■ REQUIRED TASK A
In the mini-batch indices thread, what values are given to the channel count, height, and width of each image in the example code?
■ REQUIRED TASK B
From the mini-batch indices thread, reproduce the part starting with "self.root_dir = root_dir" and going on through "self.classes = f.read().splitlines()".

[start SUPPLIED PASSAGE]

How to retrieve the sample indices of a mini-batch

Many thanks to @ndronen and @smth!!

Did you end up solving your problem? I would also like retrieve the indices of the samples in a mini-batch.

The suggested solution should work. Is it not working in your case?

Yes, I got it working afterwards. It was a bug on my end. But yes, the suggested solution works. Thanks!

Here’s an example class for the STL10 data set. I’d be happy to add the indexes to the datasets and submit a pull request if that would be useful.

class STL10DataSet(Dataset):
"""
STL10 data set. Implemented to be able to get the index of the images
in a mini-batch so that predictions can be associated with their original
image data.

https://github.com/mttk/STL10/blob/master/stl10_input.py
"""

def __init__(self, root_dir, split='train', transform=None):
    """
    Args:
        root_dir (string): path where stl10_binary.tar.gz has been extracted.
        transform (callable, optional): Optional transform to be applied on an
            image.
    """
    self.root_dir = root_dir
    self.split = split
    self.transform = transform
    
    with open(os.path.join(self.root_dir, '{}_y.bin'.format(self.split)), 'rb') as f:
        self.labels = np.fromfile(f, dtype=np.uint8) - 1
        
    with open(os.path.join(self.root_dir, 'class_names.txt')) as f:
        self.classes = f.read().splitlines()
        
def __len__(self):
    return len(self.labels)

def __getitem__(self, idx):
    with open(os.path.join(self.root_dir, '{}_X.bin'.format(self.split)), 'rb') as f:
        c, h, w = 3, 96, 96
        size = c*h*w
        f.seek(idx*size)
        # read bytes from file
        image = np.fromfile(f, dtype=np.uint8, count=size)
        # reshape to C x H x W
        image = np.reshape(image, (c, h, w))
        # transpose to H x W x C for ToPILImage transform
        image = np.transpose(image, (2, 1, 0))

[end SUPPLIED PASSAGE]
[start SUPPLIED INFORMATION]

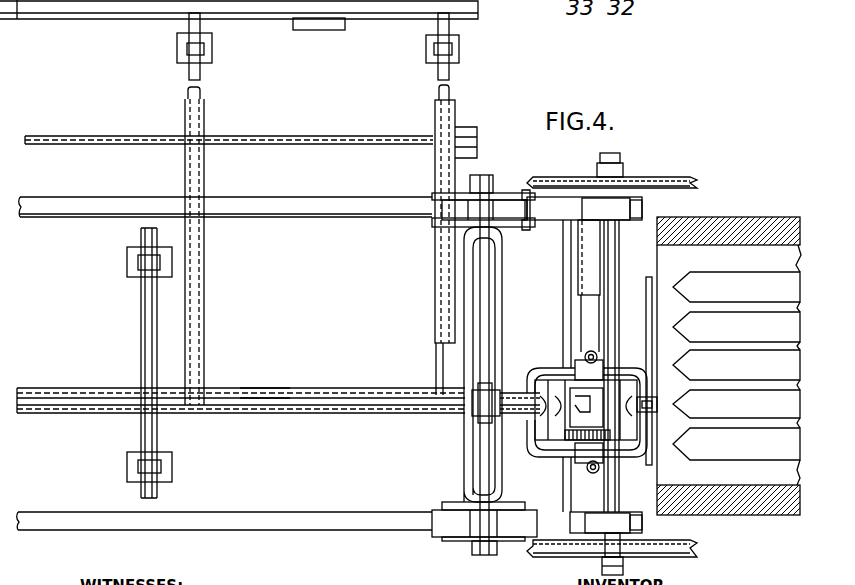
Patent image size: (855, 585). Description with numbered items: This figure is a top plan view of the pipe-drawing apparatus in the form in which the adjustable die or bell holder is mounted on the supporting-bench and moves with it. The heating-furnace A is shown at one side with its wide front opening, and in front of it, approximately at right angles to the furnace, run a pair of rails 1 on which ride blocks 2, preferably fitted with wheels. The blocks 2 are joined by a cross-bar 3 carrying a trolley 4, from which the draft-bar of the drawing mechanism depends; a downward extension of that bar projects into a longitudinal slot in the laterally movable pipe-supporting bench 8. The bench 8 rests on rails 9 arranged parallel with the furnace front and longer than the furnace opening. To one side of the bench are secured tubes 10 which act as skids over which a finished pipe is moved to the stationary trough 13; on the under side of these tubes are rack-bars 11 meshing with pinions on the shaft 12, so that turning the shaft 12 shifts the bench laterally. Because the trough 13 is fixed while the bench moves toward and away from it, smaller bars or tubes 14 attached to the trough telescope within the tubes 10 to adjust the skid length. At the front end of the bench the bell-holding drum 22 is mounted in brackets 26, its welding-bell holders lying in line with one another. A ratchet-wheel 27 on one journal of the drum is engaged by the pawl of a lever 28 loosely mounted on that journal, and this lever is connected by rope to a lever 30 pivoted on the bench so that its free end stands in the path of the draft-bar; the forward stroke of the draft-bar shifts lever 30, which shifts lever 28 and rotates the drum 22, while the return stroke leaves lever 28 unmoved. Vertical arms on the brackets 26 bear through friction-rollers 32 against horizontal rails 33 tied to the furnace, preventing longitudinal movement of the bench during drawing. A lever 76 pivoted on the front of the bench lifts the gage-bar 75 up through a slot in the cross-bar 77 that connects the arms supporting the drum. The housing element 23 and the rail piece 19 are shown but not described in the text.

[end SUPPLIED INFORMATION]

■ PROBLEM SOLUTION A
The channel count is 3, the height is 96, and the width is 96.

■ PROBLEM SOLUTION B
self.root_dir = root_dir
    self.split = split
    self.transform = transform
    
    with open(os.path.join(self.root_dir, '{}_y.bin'.format(self.split)), 'rb') as f:
        self.labels = np.fromfile(f, dtype=np.uint8) - 1
        
    with open(os.path.join(self.root_dir, 'class_names.txt')) as f:
        self.classes = f.read().splitlines()